Description of the task =>
What follows is a set of entries. Give them again exactly, without the pictures.

Extracted data =>
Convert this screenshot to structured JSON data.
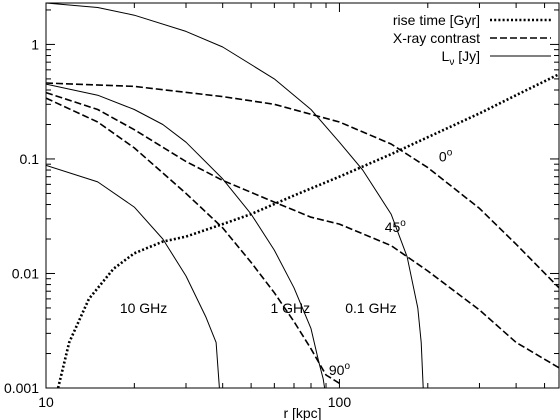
{
  "chart_data": {
    "type": "line",
    "xscale": "log",
    "yscale": "log",
    "xlim": [
      10,
      560
    ],
    "ylim": [
      0.001,
      2.3
    ],
    "xlabel": "r [kpc]",
    "ylabel": "",
    "x_ticks": [
      {
        "value": 10,
        "label": "10"
      },
      {
        "value": 100,
        "label": "100"
      }
    ],
    "y_ticks": [
      {
        "value": 0.001,
        "label": "0.001"
      },
      {
        "value": 0.01,
        "label": "0.01"
      },
      {
        "value": 0.1,
        "label": "0.1"
      },
      {
        "value": 1,
        "label": "1"
      }
    ],
    "legend": {
      "position": "top-right",
      "entries": [
        {
          "label": "rise time [Gyr]",
          "style": "dotted"
        },
        {
          "label": "X-ray contrast",
          "style": "dashed"
        },
        {
          "label": "L_v [Jy]",
          "base": "L",
          "sub": "ν",
          "suffix": " [Jy]",
          "style": "solid"
        }
      ]
    },
    "annotations": [
      {
        "text": "0°",
        "x": 230,
        "y": 0.095
      },
      {
        "text": "45°",
        "x": 155,
        "y": 0.023
      },
      {
        "text": "90°",
        "x": 100,
        "y": 0.0013
      },
      {
        "text": "10 GHz",
        "x": 21.5,
        "y": 0.0045
      },
      {
        "text": "1 GHz",
        "x": 68,
        "y": 0.0045
      },
      {
        "text": "0.1 GHz",
        "x": 128,
        "y": 0.0045
      }
    ],
    "series": [
      {
        "group": "rise time [Gyr]",
        "style": "dotted",
        "x": [
          11,
          12,
          14,
          17,
          20,
          25,
          30,
          40,
          50,
          70,
          100,
          150,
          200,
          300,
          400,
          560
        ],
        "y": [
          0.001,
          0.0025,
          0.006,
          0.011,
          0.015,
          0.019,
          0.021,
          0.027,
          0.033,
          0.048,
          0.07,
          0.11,
          0.155,
          0.25,
          0.36,
          0.55
        ]
      },
      {
        "group": "X-ray contrast",
        "label": "0°",
        "style": "dashed",
        "x": [
          10,
          20,
          40,
          60,
          100,
          150,
          200,
          300,
          400,
          560
        ],
        "y": [
          0.46,
          0.43,
          0.35,
          0.3,
          0.21,
          0.135,
          0.084,
          0.037,
          0.018,
          0.0075
        ]
      },
      {
        "group": "X-ray contrast",
        "label": "45°",
        "style": "dashed",
        "x": [
          10,
          15,
          20,
          30,
          40,
          60,
          80,
          100,
          150,
          200,
          300,
          400,
          560
        ],
        "y": [
          0.38,
          0.27,
          0.18,
          0.095,
          0.065,
          0.042,
          0.031,
          0.027,
          0.0175,
          0.0105,
          0.0048,
          0.0025,
          0.0015
        ]
      },
      {
        "group": "X-ray contrast",
        "label": "90°",
        "style": "dashed",
        "x": [
          10,
          15,
          20,
          30,
          40,
          50,
          60,
          70,
          80,
          90,
          100
        ],
        "y": [
          0.34,
          0.21,
          0.125,
          0.05,
          0.025,
          0.0125,
          0.0068,
          0.0038,
          0.0022,
          0.0013,
          0.0011
        ]
      },
      {
        "group": "L_v [Jy]",
        "label": "0.1 GHz",
        "style": "solid",
        "x": [
          10,
          15,
          20,
          30,
          40,
          60,
          80,
          100,
          120,
          150,
          170,
          185,
          190,
          193
        ],
        "y": [
          2.3,
          2.1,
          1.8,
          1.3,
          0.95,
          0.5,
          0.27,
          0.14,
          0.08,
          0.033,
          0.014,
          0.005,
          0.0025,
          0.001
        ]
      },
      {
        "group": "L_v [Jy]",
        "label": "1 GHz",
        "style": "solid",
        "x": [
          10,
          15,
          20,
          25,
          30,
          40,
          50,
          60,
          70,
          80,
          85,
          88,
          89
        ],
        "y": [
          0.45,
          0.36,
          0.27,
          0.2,
          0.14,
          0.067,
          0.033,
          0.016,
          0.0075,
          0.0033,
          0.0017,
          0.0012,
          0.001
        ]
      },
      {
        "group": "L_v [Jy]",
        "label": "10 GHz",
        "style": "solid",
        "x": [
          10,
          15,
          20,
          25,
          30,
          35,
          38,
          39
        ],
        "y": [
          0.088,
          0.063,
          0.038,
          0.02,
          0.0095,
          0.0042,
          0.0025,
          0.001
        ]
      }
    ]
  }
}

The completed task =>
Convert this screenshot to structured JSON data.
{
  "chart_data": {
    "type": "line",
    "xscale": "log",
    "yscale": "log",
    "xlim": [
      10,
      560
    ],
    "ylim": [
      0.001,
      2.3
    ],
    "xlabel": "r [kpc]",
    "ylabel": "",
    "x_ticks": [
      {
        "value": 10,
        "label": "10"
      },
      {
        "value": 100,
        "label": "100"
      }
    ],
    "y_ticks": [
      {
        "value": 0.001,
        "label": "0.001"
      },
      {
        "value": 0.01,
        "label": "0.01"
      },
      {
        "value": 0.1,
        "label": "0.1"
      },
      {
        "value": 1,
        "label": "1"
      }
    ],
    "legend": {
      "position": "top-right",
      "entries": [
        {
          "label": "rise time [Gyr]",
          "style": "dotted"
        },
        {
          "label": "X-ray contrast",
          "style": "dashed"
        },
        {
          "label": "L_v [Jy]",
          "base": "L",
          "sub": "ν",
          "suffix": " [Jy]",
          "style": "solid"
        }
      ]
    },
    "annotations": [
      {
        "text": "0°",
        "x": 230,
        "y": 0.095
      },
      {
        "text": "45°",
        "x": 155,
        "y": 0.023
      },
      {
        "text": "90°",
        "x": 100,
        "y": 0.0013
      },
      {
        "text": "10 GHz",
        "x": 21.5,
        "y": 0.0045
      },
      {
        "text": "1 GHz",
        "x": 68,
        "y": 0.0045
      },
      {
        "text": "0.1 GHz",
        "x": 128,
        "y": 0.0045
      }
    ],
    "series": [
      {
        "group": "rise time [Gyr]",
        "style": "dotted",
        "x": [
          11,
          12,
          14,
          17,
          20,
          25,
          30,
          40,
          50,
          70,
          100,
          150,
          200,
          300,
          400,
          560
        ],
        "y": [
          0.001,
          0.0025,
          0.006,
          0.011,
          0.015,
          0.019,
          0.021,
          0.027,
          0.033,
          0.048,
          0.07,
          0.11,
          0.155,
          0.25,
          0.36,
          0.55
        ]
      },
      {
        "group": "X-ray contrast",
        "label": "0°",
        "style": "dashed",
        "x": [
          10,
          20,
          40,
          60,
          100,
          150,
          200,
          300,
          400,
          560
        ],
        "y": [
          0.46,
          0.43,
          0.35,
          0.3,
          0.21,
          0.135,
          0.084,
          0.037,
          0.018,
          0.0075
        ]
      },
      {
        "group": "X-ray contrast",
        "label": "45°",
        "style": "dashed",
        "x": [
          10,
          15,
          20,
          30,
          40,
          60,
          80,
          100,
          150,
          200,
          300,
          400,
          560
        ],
        "y": [
          0.38,
          0.27,
          0.18,
          0.095,
          0.065,
          0.042,
          0.031,
          0.027,
          0.0175,
          0.0105,
          0.0048,
          0.0025,
          0.0015
        ]
      },
      {
        "group": "X-ray contrast",
        "label": "90°",
        "style": "dashed",
        "x": [
          10,
          15,
          20,
          30,
          40,
          50,
          60,
          70,
          80,
          90,
          100
        ],
        "y": [
          0.34,
          0.21,
          0.125,
          0.05,
          0.025,
          0.0125,
          0.0068,
          0.0038,
          0.0022,
          0.0013,
          0.0011
        ]
      },
      {
        "group": "L_v [Jy]",
        "label": "0.1 GHz",
        "style": "solid",
        "x": [
          10,
          15,
          20,
          30,
          40,
          60,
          80,
          100,
          120,
          150,
          170,
          185,
          190,
          193
        ],
        "y": [
          2.3,
          2.1,
          1.8,
          1.3,
          0.95,
          0.5,
          0.27,
          0.14,
          0.08,
          0.033,
          0.014,
          0.005,
          0.0025,
          0.001
        ]
      },
      {
        "group": "L_v [Jy]",
        "label": "1 GHz",
        "style": "solid",
        "x": [
          10,
          15,
          20,
          25,
          30,
          40,
          50,
          60,
          70,
          80,
          85,
          88,
          89
        ],
        "y": [
          0.45,
          0.36,
          0.27,
          0.2,
          0.14,
          0.067,
          0.033,
          0.016,
          0.0075,
          0.0033,
          0.0017,
          0.0012,
          0.001
        ]
      },
      {
        "group": "L_v [Jy]",
        "label": "10 GHz",
        "style": "solid",
        "x": [
          10,
          15,
          20,
          25,
          30,
          35,
          38,
          39
        ],
        "y": [
          0.088,
          0.063,
          0.038,
          0.02,
          0.0095,
          0.0042,
          0.0025,
          0.001
        ]
      }
    ]
  }
}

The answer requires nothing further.